━━━━━ DOCUMENT PASSAGE

Reviews for The Legend Grows
Biancachu chapter 1 . 10/24/2015
This was just incredible. In the end, the way the brothers differ from different perspectives was very well-done. You captured how people see them one way and others see them in a different way.
( Spoilers for the fic if you haven't read it yet)

I did find some errors, though.
"By now, Impalas and Mustangs and Firebirds are legendary themselves though." I think that there was supposed to be a comma before "though", but I'm not sure.
"They pay generously, but their money turns to pebbles and leafs once they are out of sight." The plural version of leaf is leaves.
"Either way, when the one who survived realized what'd done, he lay down and died next to his brother's body." The "lay" should have been in the past tense so "laid" would have been better.
"Just lay down and died." The same here.

Still, it was a very enjoyable read.
Your new fan chapter 1 . 10/2/2015
I've caught on a bit late, but this. This was beautiful. Perfect. Loved the fitting descriptions of the brothers. And just everything in this story. Wonderful. There may or may not be tears in my eyes...
SuperPenguinLovesHerEdog chapter 1 . 7/11/2012
That was AMAZING! love the legends spin on the story. Thanks
Blume chapter 1 . 1/28/2011
*raises glass*

ahhh!

now that's the stuff of stories! :)
Willow-Bee the Cat chapter 1 . 12/13/2010
Nice.
realityfling18 chapter 1 . 6/4/2010
love it
Saoirse agus amach chapter 1 . 2/24/2010
Ah! That was crazy good! The best future-fic I've read in this genre. I love the vagueness and mystery in it. Great job!

━━━━━━━━━━
━━━━━ LISTED ENTRIES

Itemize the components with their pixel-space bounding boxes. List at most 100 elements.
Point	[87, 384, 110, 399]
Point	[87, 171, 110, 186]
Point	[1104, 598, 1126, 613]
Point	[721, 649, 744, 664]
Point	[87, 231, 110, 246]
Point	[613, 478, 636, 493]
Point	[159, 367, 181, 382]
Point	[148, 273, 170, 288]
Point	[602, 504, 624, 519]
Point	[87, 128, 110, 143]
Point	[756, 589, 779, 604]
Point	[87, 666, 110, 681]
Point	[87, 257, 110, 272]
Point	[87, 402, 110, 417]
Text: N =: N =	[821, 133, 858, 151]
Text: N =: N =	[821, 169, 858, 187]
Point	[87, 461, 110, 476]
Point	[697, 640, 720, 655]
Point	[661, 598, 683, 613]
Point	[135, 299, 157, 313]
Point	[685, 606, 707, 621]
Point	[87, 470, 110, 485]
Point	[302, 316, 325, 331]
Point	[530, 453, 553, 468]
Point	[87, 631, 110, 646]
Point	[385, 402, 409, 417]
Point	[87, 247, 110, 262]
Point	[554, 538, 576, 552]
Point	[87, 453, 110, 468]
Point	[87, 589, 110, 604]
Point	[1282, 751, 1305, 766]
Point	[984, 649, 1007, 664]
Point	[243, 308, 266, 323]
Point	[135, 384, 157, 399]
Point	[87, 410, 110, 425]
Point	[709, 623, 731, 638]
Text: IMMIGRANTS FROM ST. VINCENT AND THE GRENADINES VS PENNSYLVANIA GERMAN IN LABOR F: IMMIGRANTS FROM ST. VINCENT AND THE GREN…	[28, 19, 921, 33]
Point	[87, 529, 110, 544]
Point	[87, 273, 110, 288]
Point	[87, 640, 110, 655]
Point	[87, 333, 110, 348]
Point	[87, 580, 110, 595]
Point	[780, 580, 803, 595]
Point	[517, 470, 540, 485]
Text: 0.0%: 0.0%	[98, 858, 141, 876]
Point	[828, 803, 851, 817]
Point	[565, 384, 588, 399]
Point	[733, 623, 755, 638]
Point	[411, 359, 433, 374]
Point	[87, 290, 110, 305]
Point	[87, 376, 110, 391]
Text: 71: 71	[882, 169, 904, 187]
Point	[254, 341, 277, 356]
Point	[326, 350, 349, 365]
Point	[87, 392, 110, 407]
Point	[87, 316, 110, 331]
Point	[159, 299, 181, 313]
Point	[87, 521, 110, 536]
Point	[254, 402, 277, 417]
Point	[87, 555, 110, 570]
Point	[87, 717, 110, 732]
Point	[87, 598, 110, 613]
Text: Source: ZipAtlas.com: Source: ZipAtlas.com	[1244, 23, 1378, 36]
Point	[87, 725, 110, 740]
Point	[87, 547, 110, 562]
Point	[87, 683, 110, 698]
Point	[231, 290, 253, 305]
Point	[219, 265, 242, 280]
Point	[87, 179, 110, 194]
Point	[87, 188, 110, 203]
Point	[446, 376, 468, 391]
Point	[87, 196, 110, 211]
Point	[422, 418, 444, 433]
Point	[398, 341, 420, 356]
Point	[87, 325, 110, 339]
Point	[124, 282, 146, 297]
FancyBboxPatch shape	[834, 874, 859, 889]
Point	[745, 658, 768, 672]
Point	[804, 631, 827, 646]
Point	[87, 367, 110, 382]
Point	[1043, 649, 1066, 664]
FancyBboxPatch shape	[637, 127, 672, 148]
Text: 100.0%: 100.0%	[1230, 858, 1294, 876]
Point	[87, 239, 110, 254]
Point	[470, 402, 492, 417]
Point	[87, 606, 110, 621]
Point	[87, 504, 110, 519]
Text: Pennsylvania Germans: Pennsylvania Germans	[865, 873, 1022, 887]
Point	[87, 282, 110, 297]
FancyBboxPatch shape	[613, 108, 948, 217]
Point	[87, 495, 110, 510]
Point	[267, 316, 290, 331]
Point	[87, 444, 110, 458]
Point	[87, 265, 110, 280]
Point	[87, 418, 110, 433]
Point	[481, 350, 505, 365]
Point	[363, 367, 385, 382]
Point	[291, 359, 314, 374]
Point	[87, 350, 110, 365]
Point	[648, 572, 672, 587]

━━━━━━━━━━

(YOUR TASKS)
1. Please copy the reviews of The Legend Grows word for word, starting with "I did find some" and going on through "have been better.".
2. Extend the reviews of The Legend Grows from the point where they stop.
The material comes from a different source than the reviews of The Legend Grows.

(ANSWERS)
1.
I did find some errors, though.
"By now, Impalas and Mustangs and Firebirds are legendary themselves though." I think that there was supposed to be a comma before "though", but I'm not sure.
"They pay generously, but their money turns to pebbles and leafs once they are out of sight." The plural version of leaf is leaves.
"Either way, when the one who survived realized what'd done, he lay down and died next to his brother's body." The "lay" should have been in the past tense so "laid" would have been better.

2.
psquare chapter 1 . 1/20/2010
Beautiful. Just amazing.
Sotobow chapter 1 . 9/9/2009
Mind censors can be tricky. It can be good, though, like with this fic. Very entertaining all the way through. It's like a giant game of telephone in a post-apocalyptic world.

I don't remember which circles are Special Hell and Regular Hell, but if you have to go to either, I'm glad you wrote this beforehand. Your presumably malfunctioning mind seems very creative. :)

I like the tone of your writing, I like the atmosphere, the stories and how they change, and particularly your synopsis. It grabs the attention, and it's interesting all by itself.

Poor Oxford is gone. It's such a nice place, too.

Very amusing. Thanks for writing.

Fotobow
seisy chapter 1 . 7/25/2009
It's kind of random, but one thing I really, really like about this is how much in someways it echoes the really old folk tales, with the (safe) inside/ (monstrous) outside paradigm (rather than the more modern good/evil). It gives it a sort of mythic resonance.
Lover of Angelus chapter 1 . 4/13/2009
I liked it. I have always been a fan of Future!fics. Have a few posted myself and I know that they are always a lot of fun to write because there is nothing to hold you back. You have done very well here.

Though the girl thing was a bit weird, but I can totally see Dean doing something like that.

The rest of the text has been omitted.